» **The request**
Set each entry down verbatim, omitting images.

» **Extracted data**
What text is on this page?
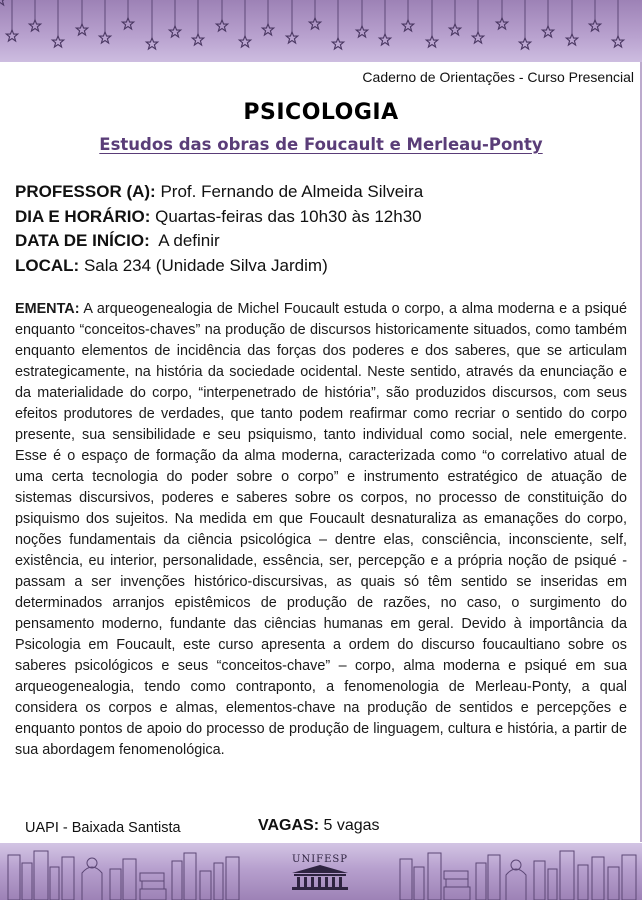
Caderno de Orientações - Curso Presencial
PSICOLOGIA
Estudos das obras de Foucault e Merleau-Ponty
PROFESSOR (A): Prof. Fernando de Almeida Silveira
DIA E HORÁRIO: Quartas-feiras das 10h30 às 12h30
DATA DE INÍCIO:  A definir
LOCAL: Sala 234 (Unidade Silva Jardim)
EMENTA: A arqueogenealogia de Michel Foucault estuda o corpo, a alma moderna e a psiqué enquanto “conceitos-chaves” na produção de discursos historicamente situados, como também enquanto elementos de incidência das forças dos poderes e dos saberes, que se articulam estrategicamente, na história da sociedade ocidental. Neste sentido, através da enunciação e da materialidade do corpo, “interpenetrado de história”, são produzidos discursos, com seus efeitos produtores de verdades, que tanto podem reafirmar como recriar o sentido do corpo presente, sua sensibilidade e seu psiquismo, tanto individual como social, nele emergente. Esse é o espaço de formação da alma moderna, caracterizada como “o correlativo atual de uma certa tecnologia do poder sobre o corpo” e instrumento estratégico de atuação de sistemas discursivos, poderes e saberes sobre os corpos, no processo de constituição do psiquismo dos sujeitos. Na medida em que Foucault desnaturaliza as emanações do corpo, noções fundamentais da ciência psicológica – dentre elas, consciência, inconsciente, self, existência, eu interior, personalidade, essência, ser, percepção e a própria noção de psiqué - passam a ser invenções histórico-discursivas, as quais só têm sentido se inseridas em determinados arranjos epistêmicos de produção de razões, no caso, o surgimento do pensamento moderno, fundante das ciências humanas em geral. Devido à importância da Psicologia em Foucault, este curso apresenta a ordem do discurso foucaultiano sobre os saberes psicológicos e seus “conceitos-chave” – corpo, alma moderna e psiqué em sua arqueogenealogia, tendo como contraponto, a fenomenologia de Merleau-Ponty, a qual considera os corpos e almas, elementos-chave na produção de sentidos e percepções e enquanto pontos de apoio do processo de produção de linguagem, cultura e história, a partir de sua abordagem fenomenológica.
UAPI - Baixada Santista	VAGAS: 5 vagas
UNIFESP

» **The reply**
What text is on this page?
Caderno de Orientações - Curso Presencial
PSICOLOGIA
Estudos das obras de Foucault e Merleau-Ponty
PROFESSOR (A): Prof. Fernando de Almeida Silveira
DIA E HORÁRIO: Quartas-feiras das 10h30 às 12h30
DATA DE INÍCIO:  A definir
LOCAL: Sala 234 (Unidade Silva Jardim)
EMENTA: A arqueogenealogia de Michel Foucault estuda o corpo, a alma moderna e a psiqué enquanto “conceitos-chaves” na produção de discursos historicamente situados, como também enquanto elementos de incidência das forças dos poderes e dos saberes, que se articulam estrategicamente, na história da sociedade ocidental. Neste sentido, através da enunciação e da materialidade do corpo, “interpenetrado de história”, são produzidos discursos, com seus efeitos produtores de verdades, que tanto podem reafirmar como recriar o sentido do corpo presente, sua sensibilidade e seu psiquismo, tanto individual como social, nele emergente. Esse é o espaço de formação da alma moderna, caracterizada como “o correlativo atual de uma certa tecnologia do poder sobre o corpo” e instrumento estratégico de atuação de sistemas discursivos, poderes e saberes sobre os corpos, no processo de constituição do psiquismo dos sujeitos. Na medida em que Foucault desnaturaliza as emanações do corpo, noções fundamentais da ciência psicológica – dentre elas, consciência, inconsciente, self, existência, eu interior, personalidade, essência, ser, percepção e a própria noção de psiqué - passam a ser invenções histórico-discursivas, as quais só têm sentido se inseridas em determinados arranjos epistêmicos de produção de razões, no caso, o surgimento do pensamento moderno, fundante das ciências humanas em geral. Devido à importância da Psicologia em Foucault, este curso apresenta a ordem do discurso foucaultiano sobre os saberes psicológicos e seus “conceitos-chave” – corpo, alma moderna e psiqué em sua arqueogenealogia, tendo como contraponto, a fenomenologia de Merleau-Ponty, a qual considera os corpos e almas, elementos-chave na produção de sentidos e percepções e enquanto pontos de apoio do processo de produção de linguagem, cultura e história, a partir de sua abordagem fenomenológica.
UAPI - Baixada Santista	VAGAS: 5 vagas
UNIFESP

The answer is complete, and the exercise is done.